[Opening WORKING DATA section]

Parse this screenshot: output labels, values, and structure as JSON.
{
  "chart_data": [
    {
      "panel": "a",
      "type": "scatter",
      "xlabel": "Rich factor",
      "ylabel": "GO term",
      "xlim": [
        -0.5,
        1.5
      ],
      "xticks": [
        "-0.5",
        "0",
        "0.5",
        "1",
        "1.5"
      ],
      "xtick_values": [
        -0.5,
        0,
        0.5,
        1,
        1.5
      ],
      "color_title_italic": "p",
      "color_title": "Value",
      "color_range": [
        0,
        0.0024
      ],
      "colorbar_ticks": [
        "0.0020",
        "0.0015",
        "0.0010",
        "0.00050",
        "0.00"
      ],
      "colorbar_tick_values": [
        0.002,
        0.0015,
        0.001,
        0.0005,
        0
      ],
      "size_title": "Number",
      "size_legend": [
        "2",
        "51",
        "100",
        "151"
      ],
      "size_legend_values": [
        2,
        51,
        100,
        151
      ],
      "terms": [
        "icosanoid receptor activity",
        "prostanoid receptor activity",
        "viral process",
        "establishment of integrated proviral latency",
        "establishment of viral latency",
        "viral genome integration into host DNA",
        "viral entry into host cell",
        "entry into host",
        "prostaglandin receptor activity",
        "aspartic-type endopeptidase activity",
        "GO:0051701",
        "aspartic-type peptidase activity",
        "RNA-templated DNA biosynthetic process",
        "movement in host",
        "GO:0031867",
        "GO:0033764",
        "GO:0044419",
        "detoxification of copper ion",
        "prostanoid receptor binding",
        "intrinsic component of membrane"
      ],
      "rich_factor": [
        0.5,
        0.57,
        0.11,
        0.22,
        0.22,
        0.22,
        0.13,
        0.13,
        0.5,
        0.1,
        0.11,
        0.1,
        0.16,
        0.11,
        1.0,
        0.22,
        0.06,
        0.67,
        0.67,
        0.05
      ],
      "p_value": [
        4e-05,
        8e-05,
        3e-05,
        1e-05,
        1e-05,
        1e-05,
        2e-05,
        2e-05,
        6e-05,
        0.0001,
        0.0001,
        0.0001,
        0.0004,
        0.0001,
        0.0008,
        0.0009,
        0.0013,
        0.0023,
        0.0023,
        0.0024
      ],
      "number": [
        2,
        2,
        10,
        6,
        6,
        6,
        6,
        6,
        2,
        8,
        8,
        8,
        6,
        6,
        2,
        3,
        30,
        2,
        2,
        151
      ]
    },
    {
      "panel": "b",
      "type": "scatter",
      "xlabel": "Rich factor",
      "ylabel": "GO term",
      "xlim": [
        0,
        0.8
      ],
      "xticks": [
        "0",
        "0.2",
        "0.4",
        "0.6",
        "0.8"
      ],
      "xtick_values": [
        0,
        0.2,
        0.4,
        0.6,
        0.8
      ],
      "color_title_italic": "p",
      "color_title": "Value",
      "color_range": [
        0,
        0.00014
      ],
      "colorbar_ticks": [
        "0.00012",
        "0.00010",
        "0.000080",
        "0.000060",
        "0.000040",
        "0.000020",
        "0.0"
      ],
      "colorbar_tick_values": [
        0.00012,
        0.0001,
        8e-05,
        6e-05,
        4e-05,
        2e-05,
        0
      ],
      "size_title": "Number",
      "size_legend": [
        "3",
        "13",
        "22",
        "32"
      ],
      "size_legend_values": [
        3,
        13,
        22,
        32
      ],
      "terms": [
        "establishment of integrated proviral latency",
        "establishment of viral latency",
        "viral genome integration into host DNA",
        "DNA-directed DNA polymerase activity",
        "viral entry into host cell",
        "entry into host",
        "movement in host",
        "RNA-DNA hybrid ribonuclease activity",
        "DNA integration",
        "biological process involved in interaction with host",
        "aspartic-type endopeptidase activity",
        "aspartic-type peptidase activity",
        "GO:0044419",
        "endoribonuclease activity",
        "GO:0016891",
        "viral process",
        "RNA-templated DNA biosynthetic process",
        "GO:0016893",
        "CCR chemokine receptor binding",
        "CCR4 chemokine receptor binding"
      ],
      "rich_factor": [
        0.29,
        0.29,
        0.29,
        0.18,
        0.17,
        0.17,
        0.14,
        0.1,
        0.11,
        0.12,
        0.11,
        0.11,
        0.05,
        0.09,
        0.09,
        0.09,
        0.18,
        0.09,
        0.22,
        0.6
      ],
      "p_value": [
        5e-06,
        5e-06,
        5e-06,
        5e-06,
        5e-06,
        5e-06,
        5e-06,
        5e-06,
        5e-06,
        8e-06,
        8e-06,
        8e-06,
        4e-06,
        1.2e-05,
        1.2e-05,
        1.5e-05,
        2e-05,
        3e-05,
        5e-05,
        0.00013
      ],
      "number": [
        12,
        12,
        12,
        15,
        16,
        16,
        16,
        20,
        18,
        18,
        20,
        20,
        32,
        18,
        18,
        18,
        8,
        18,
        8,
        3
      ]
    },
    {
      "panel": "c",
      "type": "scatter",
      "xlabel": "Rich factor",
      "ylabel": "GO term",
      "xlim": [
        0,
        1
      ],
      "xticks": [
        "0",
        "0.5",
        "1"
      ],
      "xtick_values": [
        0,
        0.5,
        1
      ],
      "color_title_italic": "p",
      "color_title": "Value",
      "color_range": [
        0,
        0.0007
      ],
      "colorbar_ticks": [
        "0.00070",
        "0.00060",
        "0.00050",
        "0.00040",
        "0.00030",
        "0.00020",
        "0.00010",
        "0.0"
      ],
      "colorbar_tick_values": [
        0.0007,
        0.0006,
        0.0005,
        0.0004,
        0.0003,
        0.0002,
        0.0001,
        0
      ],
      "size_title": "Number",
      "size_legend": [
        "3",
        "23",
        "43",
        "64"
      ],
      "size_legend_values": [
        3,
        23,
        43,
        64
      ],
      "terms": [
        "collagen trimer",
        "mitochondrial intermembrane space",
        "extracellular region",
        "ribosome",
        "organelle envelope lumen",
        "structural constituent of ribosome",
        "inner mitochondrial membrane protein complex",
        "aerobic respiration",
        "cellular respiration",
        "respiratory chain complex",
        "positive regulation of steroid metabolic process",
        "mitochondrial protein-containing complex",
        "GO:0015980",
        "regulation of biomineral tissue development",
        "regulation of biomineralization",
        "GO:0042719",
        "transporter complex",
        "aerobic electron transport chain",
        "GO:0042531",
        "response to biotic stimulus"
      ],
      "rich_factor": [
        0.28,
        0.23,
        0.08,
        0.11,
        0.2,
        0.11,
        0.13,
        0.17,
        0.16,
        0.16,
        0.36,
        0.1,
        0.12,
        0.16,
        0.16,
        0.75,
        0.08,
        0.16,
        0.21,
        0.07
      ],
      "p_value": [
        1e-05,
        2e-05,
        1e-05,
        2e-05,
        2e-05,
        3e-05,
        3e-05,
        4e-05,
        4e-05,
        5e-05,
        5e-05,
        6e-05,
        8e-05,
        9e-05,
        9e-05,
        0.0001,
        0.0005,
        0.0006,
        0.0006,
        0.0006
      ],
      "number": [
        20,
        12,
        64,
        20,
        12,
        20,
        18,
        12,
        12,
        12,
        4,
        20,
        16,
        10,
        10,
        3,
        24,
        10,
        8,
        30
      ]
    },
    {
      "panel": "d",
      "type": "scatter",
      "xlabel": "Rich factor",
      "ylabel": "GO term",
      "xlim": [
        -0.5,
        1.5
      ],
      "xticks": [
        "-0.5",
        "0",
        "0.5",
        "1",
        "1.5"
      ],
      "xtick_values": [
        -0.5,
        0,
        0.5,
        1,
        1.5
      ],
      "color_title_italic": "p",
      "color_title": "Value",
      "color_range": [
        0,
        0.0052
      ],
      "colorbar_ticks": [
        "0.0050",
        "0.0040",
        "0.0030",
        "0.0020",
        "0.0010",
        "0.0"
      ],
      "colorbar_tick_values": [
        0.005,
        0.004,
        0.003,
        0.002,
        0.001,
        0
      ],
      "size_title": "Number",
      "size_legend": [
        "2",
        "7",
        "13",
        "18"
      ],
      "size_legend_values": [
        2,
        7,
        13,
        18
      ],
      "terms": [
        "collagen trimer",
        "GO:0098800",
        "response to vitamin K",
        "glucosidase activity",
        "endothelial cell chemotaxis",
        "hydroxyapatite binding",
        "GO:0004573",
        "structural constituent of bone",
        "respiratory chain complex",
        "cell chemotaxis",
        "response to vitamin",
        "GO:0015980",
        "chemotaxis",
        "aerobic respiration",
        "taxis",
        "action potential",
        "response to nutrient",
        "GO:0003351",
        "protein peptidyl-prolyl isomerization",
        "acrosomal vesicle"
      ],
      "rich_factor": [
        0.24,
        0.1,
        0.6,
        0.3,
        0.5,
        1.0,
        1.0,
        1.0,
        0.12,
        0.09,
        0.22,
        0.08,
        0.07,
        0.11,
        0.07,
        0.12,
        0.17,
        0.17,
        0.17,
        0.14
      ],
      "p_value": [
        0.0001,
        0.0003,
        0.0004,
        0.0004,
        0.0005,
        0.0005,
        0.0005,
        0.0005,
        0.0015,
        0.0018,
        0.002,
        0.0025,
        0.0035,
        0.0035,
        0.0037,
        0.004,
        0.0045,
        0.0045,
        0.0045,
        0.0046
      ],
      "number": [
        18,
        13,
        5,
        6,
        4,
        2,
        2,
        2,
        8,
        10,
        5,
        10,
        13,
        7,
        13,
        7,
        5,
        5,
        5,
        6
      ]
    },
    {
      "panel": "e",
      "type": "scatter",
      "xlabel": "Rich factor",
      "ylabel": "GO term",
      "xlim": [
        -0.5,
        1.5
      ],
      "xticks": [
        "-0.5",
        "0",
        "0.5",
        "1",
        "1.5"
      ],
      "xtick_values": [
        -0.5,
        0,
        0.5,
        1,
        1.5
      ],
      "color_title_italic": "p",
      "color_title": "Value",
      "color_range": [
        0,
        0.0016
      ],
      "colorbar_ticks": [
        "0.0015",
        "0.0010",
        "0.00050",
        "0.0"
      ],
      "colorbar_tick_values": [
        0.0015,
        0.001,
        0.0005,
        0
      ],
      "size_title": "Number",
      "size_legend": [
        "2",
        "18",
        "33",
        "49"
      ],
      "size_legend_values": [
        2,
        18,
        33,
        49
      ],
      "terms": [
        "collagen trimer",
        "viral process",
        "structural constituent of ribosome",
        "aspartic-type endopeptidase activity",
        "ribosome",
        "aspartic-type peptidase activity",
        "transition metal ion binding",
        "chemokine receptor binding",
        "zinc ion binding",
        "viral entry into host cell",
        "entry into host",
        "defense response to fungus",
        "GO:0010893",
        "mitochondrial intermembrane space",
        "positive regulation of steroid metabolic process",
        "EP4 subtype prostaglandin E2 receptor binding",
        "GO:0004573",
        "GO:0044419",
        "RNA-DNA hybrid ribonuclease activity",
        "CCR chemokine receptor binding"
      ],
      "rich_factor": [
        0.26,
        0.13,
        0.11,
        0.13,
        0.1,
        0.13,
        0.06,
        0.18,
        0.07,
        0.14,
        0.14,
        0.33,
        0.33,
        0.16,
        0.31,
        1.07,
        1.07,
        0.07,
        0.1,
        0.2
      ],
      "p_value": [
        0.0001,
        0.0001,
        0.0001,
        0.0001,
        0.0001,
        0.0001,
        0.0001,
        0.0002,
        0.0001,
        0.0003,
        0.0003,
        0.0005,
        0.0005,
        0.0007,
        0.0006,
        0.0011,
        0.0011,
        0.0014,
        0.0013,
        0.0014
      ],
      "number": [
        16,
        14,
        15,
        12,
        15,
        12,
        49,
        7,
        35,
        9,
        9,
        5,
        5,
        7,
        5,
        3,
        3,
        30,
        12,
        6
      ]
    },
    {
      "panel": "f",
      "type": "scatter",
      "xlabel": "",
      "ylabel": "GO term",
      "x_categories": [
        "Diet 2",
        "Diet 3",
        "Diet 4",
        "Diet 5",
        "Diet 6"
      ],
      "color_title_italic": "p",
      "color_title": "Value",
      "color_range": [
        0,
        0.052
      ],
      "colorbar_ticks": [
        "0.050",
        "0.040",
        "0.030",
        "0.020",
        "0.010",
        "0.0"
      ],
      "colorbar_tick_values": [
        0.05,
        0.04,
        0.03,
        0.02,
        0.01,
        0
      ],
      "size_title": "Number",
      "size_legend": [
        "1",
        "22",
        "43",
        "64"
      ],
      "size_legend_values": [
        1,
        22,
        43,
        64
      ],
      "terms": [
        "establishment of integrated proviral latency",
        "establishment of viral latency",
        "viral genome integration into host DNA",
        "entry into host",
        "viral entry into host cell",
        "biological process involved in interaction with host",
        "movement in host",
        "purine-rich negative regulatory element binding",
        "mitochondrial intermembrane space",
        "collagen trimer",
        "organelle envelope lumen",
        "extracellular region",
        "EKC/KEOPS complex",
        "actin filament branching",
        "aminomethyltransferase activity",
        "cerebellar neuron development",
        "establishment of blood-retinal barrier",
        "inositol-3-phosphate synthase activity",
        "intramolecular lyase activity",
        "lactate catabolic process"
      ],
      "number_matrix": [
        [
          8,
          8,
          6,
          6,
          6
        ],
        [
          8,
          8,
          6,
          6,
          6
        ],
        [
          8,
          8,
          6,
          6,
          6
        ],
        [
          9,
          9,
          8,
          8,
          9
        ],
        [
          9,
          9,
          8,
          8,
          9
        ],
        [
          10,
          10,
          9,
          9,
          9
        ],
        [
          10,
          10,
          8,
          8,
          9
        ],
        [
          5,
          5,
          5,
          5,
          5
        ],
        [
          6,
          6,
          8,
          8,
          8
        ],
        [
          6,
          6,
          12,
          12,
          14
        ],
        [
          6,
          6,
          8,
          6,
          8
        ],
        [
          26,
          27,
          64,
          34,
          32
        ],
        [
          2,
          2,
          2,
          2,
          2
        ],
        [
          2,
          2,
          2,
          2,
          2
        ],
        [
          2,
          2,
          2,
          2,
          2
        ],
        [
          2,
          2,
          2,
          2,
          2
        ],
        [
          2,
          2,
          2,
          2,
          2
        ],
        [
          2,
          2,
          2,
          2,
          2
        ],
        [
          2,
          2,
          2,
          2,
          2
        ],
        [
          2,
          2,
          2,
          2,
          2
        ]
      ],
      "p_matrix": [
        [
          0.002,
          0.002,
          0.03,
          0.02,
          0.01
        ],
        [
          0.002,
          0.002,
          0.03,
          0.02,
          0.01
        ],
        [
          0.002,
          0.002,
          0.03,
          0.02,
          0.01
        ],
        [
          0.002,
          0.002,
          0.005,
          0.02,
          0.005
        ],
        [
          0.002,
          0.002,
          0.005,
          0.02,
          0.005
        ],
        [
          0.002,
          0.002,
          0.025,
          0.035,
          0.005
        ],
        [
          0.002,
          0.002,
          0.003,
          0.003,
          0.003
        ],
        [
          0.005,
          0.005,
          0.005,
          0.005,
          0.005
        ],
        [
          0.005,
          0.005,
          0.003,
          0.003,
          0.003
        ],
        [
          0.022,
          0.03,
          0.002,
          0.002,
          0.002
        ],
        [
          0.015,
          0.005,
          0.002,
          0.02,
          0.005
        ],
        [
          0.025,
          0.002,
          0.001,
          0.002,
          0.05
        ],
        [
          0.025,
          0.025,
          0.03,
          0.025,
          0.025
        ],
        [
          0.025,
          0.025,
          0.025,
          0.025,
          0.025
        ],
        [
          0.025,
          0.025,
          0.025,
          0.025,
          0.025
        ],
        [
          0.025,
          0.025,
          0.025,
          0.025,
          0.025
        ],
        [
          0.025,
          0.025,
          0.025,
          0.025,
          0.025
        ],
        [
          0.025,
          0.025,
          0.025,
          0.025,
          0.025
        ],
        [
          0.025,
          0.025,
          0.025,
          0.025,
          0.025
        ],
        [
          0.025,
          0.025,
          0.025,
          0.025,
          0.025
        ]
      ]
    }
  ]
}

[Closing WORKING DATA section]

Search the entries for the word "vitamin", then gather every line that has it.

        "response to vitamin K",
        "response to vitamin",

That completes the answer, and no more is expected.